-- Start --
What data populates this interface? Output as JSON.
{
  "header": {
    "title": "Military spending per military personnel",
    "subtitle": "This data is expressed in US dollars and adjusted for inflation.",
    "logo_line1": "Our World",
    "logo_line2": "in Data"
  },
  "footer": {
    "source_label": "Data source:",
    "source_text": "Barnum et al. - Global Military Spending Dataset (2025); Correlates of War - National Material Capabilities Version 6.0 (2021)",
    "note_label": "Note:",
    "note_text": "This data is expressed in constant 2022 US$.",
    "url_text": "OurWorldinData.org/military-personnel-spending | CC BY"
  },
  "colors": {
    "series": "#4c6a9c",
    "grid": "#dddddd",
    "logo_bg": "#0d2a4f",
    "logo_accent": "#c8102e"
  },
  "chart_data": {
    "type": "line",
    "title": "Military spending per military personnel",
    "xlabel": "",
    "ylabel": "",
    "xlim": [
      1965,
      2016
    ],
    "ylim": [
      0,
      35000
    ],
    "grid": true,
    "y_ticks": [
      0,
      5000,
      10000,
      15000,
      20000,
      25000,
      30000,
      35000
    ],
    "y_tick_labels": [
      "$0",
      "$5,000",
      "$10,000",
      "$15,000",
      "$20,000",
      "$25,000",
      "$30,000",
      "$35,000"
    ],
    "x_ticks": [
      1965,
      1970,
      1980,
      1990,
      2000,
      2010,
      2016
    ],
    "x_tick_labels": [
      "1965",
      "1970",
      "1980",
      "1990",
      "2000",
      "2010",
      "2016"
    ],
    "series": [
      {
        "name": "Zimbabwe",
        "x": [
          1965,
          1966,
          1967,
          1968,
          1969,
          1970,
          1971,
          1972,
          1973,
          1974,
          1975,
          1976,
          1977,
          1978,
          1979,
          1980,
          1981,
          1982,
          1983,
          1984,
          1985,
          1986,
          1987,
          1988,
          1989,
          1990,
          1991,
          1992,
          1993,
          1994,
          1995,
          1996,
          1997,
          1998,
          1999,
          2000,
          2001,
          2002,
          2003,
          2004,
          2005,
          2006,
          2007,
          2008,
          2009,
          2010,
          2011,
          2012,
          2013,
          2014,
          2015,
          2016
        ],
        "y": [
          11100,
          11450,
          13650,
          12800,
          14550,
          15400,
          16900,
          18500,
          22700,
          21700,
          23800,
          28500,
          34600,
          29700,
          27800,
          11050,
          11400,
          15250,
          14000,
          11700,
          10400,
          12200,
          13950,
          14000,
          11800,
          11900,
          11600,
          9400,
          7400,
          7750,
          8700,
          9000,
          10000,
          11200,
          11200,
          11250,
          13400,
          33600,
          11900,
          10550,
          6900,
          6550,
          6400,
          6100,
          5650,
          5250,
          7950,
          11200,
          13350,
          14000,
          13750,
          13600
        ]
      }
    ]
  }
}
-- End --
Repeat the data above, word for word.

■ Exercise result ■
What data populates this interface? Output as JSON.
{
  "header": {
    "title": "Military spending per military personnel",
    "subtitle": "This data is expressed in US dollars and adjusted for inflation.",
    "logo_line1": "Our World",
    "logo_line2": "in Data"
  },
  "footer": {
    "source_label": "Data source:",
    "source_text": "Barnum et al. - Global Military Spending Dataset (2025); Correlates of War - National Material Capabilities Version 6.0 (2021)",
    "note_label": "Note:",
    "note_text": "This data is expressed in constant 2022 US$.",
    "url_text": "OurWorldinData.org/military-personnel-spending | CC BY"
  },
  "colors": {
    "series": "#4c6a9c",
    "grid": "#dddddd",
    "logo_bg": "#0d2a4f",
    "logo_accent": "#c8102e"
  },
  "chart_data": {
    "type": "line",
    "title": "Military spending per military personnel",
    "xlabel": "",
    "ylabel": "",
    "xlim": [
      1965,
      2016
    ],
    "ylim": [
      0,
      35000
    ],
    "grid": true,
    "y_ticks": [
      0,
      5000,
      10000,
      15000,
      20000,
      25000,
      30000,
      35000
    ],
    "y_tick_labels": [
      "$0",
      "$5,000",
      "$10,000",
      "$15,000",
      "$20,000",
      "$25,000",
      "$30,000",
      "$35,000"
    ],
    "x_ticks": [
      1965,
      1970,
      1980,
      1990,
      2000,
      2010,
      2016
    ],
    "x_tick_labels": [
      "1965",
      "1970",
      "1980",
      "1990",
      "2000",
      "2010",
      "2016"
    ],
    "series": [
      {
        "name": "Zimbabwe",
        "x": [
          1965,
          1966,
          1967,
          1968,
          1969,
          1970,
          1971,
          1972,
          1973,
          1974,
          1975,
          1976,
          1977,
          1978,
          1979,
          1980,
          1981,
          1982,
          1983,
          1984,
          1985,
          1986,
          1987,
          1988,
          1989,
          1990,
          1991,
          1992,
          1993,
          1994,
          1995,
          1996,
          1997,
          1998,
          1999,
          2000,
          2001,
          2002,
          2003,
          2004,
          2005,
          2006,
          2007,
          2008,
          2009,
          2010,
          2011,
          2012,
          2013,
          2014,
          2015,
          2016
        ],
        "y": [
          11100,
          11450,
          13650,
          12800,
          14550,
          15400,
          16900,
          18500,
          22700,
          21700,
          23800,
          28500,
          34600,
          29700,
          27800,
          11050,
          11400,
          15250,
          14000,
          11700,
          10400,
          12200,
          13950,
          14000,
          11800,
          11900,
          11600,
          9400,
          7400,
          7750,
          8700,
          9000,
          10000,
          11200,
          11200,
          11250,
          13400,
          33600,
          11900,
          10550,
          6900,
          6550,
          6400,
          6100,
          5650,
          5250,
          7950,
          11200,
          13350,
          14000,
          13750,
          13600
        ]
      }
    ]
  }
}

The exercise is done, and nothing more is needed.